- [PASSAGE FOR REVIEW]
Political Strategy for a Permanent Democratic Majority

Matt Bai’s False Choices

In the burgeoning post-election debate among Democrats, there are some very real issues to kick around, from Big Picture considerations like the relationship between the party and various social progressive movements, to strategic and tactical questions involving the newly emboldened and radical GOP and likely turnout patterns in 2012.
To provide oxygen for such debates, it’s helpful to reject efforts to frame the intra-Democratic challenge in ways that present false choices and unnecessarily create pointless fights. I’d like to drop an anvil right now on a New York Times column by Matt Bai that supplies nothing but poison to the common cup of Democratic discourse.
Bai’s main conceit is to suggest that the Blue Dogs are either prime perpetrators or innocent victims of the losses Democrats suffered last Tuesday. In his account, if you accept the former premise, you agree with Ari Berman’s recent NYT assault on the Blue Dogs, favor Nancy Pelosi’s retention as Democratic House Leader, and reject the manifest message of the midterm electorate. If you accept the latter premise, then you agree with Bai that Nancy Pelosi must give way to Steny Hoyer as House Leader and the Democratic Party must bend its knee and renounce its “liberal agenda.”

- [ENTRIES PROVIDED]
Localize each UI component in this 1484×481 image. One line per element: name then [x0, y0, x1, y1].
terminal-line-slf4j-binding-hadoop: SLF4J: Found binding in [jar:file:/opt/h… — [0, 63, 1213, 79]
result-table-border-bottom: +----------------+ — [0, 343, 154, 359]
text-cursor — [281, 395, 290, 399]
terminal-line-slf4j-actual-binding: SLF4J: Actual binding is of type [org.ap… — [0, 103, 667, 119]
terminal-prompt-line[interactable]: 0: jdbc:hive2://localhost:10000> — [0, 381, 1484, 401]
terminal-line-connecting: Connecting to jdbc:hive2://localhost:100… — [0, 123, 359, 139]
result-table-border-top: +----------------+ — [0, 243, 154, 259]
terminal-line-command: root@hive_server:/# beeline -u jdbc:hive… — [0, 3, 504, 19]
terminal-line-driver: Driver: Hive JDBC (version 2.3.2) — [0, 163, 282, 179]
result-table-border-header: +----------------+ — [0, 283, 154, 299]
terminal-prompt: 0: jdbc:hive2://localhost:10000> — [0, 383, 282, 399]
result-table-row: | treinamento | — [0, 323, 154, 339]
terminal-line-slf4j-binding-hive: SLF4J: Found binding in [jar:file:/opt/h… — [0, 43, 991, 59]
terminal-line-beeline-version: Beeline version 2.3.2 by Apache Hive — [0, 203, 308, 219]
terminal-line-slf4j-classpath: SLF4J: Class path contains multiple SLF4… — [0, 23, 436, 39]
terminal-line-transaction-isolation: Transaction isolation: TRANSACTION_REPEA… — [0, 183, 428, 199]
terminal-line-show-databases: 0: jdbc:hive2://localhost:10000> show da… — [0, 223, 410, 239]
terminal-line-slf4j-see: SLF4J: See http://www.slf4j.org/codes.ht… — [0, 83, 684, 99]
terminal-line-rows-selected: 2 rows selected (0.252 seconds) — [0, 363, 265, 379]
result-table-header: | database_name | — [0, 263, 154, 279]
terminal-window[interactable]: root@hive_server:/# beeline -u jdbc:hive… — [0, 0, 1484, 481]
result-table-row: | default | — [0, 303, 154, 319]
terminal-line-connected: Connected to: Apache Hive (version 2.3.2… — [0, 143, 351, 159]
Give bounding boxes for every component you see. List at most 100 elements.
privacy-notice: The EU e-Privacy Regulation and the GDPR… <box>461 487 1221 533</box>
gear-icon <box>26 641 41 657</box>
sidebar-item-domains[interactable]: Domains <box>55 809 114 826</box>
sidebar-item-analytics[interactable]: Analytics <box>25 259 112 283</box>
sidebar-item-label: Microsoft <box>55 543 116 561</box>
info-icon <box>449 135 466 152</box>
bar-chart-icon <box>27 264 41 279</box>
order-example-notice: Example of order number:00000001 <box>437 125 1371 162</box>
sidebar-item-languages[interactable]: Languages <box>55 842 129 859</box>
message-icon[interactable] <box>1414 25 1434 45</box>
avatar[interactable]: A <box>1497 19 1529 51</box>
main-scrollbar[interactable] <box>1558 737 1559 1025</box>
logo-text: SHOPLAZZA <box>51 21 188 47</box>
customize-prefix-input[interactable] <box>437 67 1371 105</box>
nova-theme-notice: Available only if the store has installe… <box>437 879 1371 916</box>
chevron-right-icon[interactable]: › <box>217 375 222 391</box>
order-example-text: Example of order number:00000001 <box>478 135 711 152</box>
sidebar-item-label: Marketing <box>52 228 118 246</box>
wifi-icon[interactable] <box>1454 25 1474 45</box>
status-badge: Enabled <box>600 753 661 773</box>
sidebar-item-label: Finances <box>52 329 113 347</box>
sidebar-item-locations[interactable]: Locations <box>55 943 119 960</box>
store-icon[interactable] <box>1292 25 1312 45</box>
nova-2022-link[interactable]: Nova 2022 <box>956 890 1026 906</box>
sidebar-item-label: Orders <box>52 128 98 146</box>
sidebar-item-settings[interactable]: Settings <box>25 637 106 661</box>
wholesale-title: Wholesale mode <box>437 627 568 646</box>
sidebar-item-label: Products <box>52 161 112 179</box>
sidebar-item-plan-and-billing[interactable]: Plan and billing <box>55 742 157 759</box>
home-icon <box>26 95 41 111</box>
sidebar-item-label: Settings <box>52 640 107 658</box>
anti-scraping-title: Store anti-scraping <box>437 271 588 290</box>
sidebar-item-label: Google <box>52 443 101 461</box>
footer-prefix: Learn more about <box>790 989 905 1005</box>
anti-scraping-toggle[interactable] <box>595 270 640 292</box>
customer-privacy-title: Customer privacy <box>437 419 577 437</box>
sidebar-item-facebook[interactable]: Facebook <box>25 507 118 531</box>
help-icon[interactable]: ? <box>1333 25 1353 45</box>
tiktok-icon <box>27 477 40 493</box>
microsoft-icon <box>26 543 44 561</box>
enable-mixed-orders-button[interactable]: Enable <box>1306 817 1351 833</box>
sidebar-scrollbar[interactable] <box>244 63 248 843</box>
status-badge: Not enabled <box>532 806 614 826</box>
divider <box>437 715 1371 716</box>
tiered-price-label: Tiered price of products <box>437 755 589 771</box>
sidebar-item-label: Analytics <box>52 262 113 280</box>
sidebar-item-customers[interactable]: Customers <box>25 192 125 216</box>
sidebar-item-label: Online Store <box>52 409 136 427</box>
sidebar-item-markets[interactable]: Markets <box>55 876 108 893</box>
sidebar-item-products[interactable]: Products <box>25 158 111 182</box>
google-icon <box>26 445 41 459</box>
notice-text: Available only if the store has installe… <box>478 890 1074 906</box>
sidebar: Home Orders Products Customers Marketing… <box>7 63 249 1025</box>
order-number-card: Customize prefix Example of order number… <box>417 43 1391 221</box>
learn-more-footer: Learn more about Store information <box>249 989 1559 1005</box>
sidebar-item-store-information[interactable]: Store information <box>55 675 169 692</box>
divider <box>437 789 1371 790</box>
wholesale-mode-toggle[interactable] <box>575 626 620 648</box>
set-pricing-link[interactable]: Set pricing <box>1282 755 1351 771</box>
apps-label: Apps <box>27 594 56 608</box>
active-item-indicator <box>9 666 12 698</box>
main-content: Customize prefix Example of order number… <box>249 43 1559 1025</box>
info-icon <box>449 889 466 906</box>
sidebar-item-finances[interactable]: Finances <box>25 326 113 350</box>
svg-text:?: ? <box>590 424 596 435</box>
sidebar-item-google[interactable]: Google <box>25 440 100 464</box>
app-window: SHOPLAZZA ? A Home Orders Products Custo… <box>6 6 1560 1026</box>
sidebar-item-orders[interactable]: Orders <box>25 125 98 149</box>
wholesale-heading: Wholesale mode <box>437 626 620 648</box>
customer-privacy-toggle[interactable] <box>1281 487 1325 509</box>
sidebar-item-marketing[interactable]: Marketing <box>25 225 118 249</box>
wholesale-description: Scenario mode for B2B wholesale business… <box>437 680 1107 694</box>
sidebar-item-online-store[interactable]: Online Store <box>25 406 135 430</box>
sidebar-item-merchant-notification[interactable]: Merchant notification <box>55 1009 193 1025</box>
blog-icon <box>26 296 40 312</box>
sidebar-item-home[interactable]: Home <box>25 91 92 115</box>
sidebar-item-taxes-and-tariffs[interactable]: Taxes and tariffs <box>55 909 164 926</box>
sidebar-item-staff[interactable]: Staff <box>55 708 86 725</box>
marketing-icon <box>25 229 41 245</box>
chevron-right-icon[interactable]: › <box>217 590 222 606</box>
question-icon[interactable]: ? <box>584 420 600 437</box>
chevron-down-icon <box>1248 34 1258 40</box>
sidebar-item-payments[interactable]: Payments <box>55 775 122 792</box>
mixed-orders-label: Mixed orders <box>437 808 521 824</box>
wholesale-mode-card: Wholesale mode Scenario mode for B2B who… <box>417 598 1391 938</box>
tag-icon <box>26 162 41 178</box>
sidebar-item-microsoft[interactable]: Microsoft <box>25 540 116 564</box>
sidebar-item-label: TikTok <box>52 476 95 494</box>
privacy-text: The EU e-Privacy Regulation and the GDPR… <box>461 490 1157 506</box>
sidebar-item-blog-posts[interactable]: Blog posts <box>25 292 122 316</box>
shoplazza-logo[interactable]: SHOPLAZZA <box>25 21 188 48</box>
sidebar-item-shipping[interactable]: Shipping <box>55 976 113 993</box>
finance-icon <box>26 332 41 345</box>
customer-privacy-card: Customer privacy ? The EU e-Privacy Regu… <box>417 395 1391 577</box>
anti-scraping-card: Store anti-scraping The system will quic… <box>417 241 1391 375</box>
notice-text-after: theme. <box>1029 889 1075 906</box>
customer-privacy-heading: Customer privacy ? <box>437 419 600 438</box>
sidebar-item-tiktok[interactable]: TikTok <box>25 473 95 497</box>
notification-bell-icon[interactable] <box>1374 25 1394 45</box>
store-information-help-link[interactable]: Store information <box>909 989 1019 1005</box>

- [INSTRUCTIONS]
(a) According to the passage about Matt Bai's column, who does Bai say should replace Nancy Pelosi as House Leader?
(b) Resume the passage about Matt Bai's column, starting right after its final sentence.

- [SOLVED TASKS]
(a) Steny Hoyer.

(b)
As it happens, I don’t agree with Berman’s blame-the-Blue-Dogs theory; nor do most Democrats. But the idea that Democrats must now “move to the center” in a way that repudiates much of the Obama agenda of 2009-2010 commands even less support. The Blue Dogs who lost last week were by and large outliers in Republican districts whose electoral demise was inevitable once the long-term trend against ticket-splitting converged with a pro-Republican wave spiced by anti-incumbent sentiment. You can argue all day long about whether the pro-Republican wave was caused by structural factors (including the economy) or Democratic policies, but in the end, it had little or nothing to do with liberal leaders like Nancy Pelosi, who did far more than anyone considered previously possible to accomodate “big tent” dissension in the House Caucus while getting legislation passed. Dumping Pelosi, not that it’s going to happen, would be a purely symbolic measure only satisfying to those whose analysis of the election is as mechanical–you must announce you are moving to the left or moving to the center!–as Matt Bai’s.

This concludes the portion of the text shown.